### [THE TASK]
The reply must contain all of the records, unchanged.

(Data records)

* * * * *

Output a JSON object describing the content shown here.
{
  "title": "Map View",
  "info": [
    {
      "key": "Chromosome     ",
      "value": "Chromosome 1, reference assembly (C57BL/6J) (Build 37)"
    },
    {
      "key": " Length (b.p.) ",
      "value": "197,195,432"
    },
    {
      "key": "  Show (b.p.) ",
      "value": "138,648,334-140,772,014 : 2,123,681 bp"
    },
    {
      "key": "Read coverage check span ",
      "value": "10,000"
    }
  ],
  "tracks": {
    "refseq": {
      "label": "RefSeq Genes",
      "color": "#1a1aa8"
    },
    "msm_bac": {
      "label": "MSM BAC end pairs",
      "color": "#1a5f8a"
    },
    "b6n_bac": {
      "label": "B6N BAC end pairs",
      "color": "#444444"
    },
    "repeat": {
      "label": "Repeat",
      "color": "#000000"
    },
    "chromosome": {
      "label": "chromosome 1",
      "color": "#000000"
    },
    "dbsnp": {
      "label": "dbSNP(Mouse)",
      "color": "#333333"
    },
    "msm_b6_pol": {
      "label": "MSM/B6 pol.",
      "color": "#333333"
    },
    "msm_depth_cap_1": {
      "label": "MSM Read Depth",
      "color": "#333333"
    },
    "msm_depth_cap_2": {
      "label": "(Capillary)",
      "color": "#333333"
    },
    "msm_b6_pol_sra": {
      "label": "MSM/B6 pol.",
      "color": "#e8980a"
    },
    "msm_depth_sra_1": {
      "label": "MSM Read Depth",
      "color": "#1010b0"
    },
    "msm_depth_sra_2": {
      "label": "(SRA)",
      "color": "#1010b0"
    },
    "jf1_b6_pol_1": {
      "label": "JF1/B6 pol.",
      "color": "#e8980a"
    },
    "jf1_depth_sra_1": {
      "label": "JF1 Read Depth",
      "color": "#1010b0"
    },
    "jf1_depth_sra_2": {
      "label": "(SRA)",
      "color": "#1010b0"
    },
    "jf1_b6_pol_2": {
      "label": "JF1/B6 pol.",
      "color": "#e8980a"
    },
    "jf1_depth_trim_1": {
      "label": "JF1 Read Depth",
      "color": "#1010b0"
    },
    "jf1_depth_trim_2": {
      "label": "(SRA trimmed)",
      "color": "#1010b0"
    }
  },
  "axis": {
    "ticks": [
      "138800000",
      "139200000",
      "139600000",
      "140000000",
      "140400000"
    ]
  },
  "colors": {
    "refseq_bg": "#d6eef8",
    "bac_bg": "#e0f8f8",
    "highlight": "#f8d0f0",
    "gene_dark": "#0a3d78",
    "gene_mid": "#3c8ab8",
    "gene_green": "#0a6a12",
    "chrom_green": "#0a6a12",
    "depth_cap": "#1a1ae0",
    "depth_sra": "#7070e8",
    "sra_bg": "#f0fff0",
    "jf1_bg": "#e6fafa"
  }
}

* * * * *

### [PROBLEM SOLUTION]
Output a JSON object describing the content shown here.
{
  "title": "Map View",
  "info": [
    {
      "key": "Chromosome     ",
      "value": "Chromosome 1, reference assembly (C57BL/6J) (Build 37)"
    },
    {
      "key": " Length (b.p.) ",
      "value": "197,195,432"
    },
    {
      "key": "  Show (b.p.) ",
      "value": "138,648,334-140,772,014 : 2,123,681 bp"
    },
    {
      "key": "Read coverage check span ",
      "value": "10,000"
    }
  ],
  "tracks": {
    "refseq": {
      "label": "RefSeq Genes",
      "color": "#1a1aa8"
    },
    "msm_bac": {
      "label": "MSM BAC end pairs",
      "color": "#1a5f8a"
    },
    "b6n_bac": {
      "label": "B6N BAC end pairs",
      "color": "#444444"
    },
    "repeat": {
      "label": "Repeat",
      "color": "#000000"
    },
    "chromosome": {
      "label": "chromosome 1",
      "color": "#000000"
    },
    "dbsnp": {
      "label": "dbSNP(Mouse)",
      "color": "#333333"
    },
    "msm_b6_pol": {
      "label": "MSM/B6 pol.",
      "color": "#333333"
    },
    "msm_depth_cap_1": {
      "label": "MSM Read Depth",
      "color": "#333333"
    },
    "msm_depth_cap_2": {
      "label": "(Capillary)",
      "color": "#333333"
    },
    "msm_b6_pol_sra": {
      "label": "MSM/B6 pol.",
      "color": "#e8980a"
    },
    "msm_depth_sra_1": {
      "label": "MSM Read Depth",
      "color": "#1010b0"
    },
    "msm_depth_sra_2": {
      "label": "(SRA)",
      "color": "#1010b0"
    },
    "jf1_b6_pol_1": {
      "label": "JF1/B6 pol.",
      "color": "#e8980a"
    },
    "jf1_depth_sra_1": {
      "label": "JF1 Read Depth",
      "color": "#1010b0"
    },
    "jf1_depth_sra_2": {
      "label": "(SRA)",
      "color": "#1010b0"
    },
    "jf1_b6_pol_2": {
      "label": "JF1/B6 pol.",
      "color": "#e8980a"
    },
    "jf1_depth_trim_1": {
      "label": "JF1 Read Depth",
      "color": "#1010b0"
    },
    "jf1_depth_trim_2": {
      "label": "(SRA trimmed)",
      "color": "#1010b0"
    }
  },
  "axis": {
    "ticks": [
      "138800000",
      "139200000",
      "139600000",
      "140000000",
      "140400000"
    ]
  },
  "colors": {
    "refseq_bg": "#d6eef8",
    "bac_bg": "#e0f8f8",
    "highlight": "#f8d0f0",
    "gene_dark": "#0a3d78",
    "gene_mid": "#3c8ab8",
    "gene_green": "#0a6a12",
    "chrom_green": "#0a6a12",
    "depth_cap": "#1a1ae0",
    "depth_sra": "#7070e8",
    "sra_bg": "#f0fff0",
    "jf1_bg": "#e6fafa"
  }
}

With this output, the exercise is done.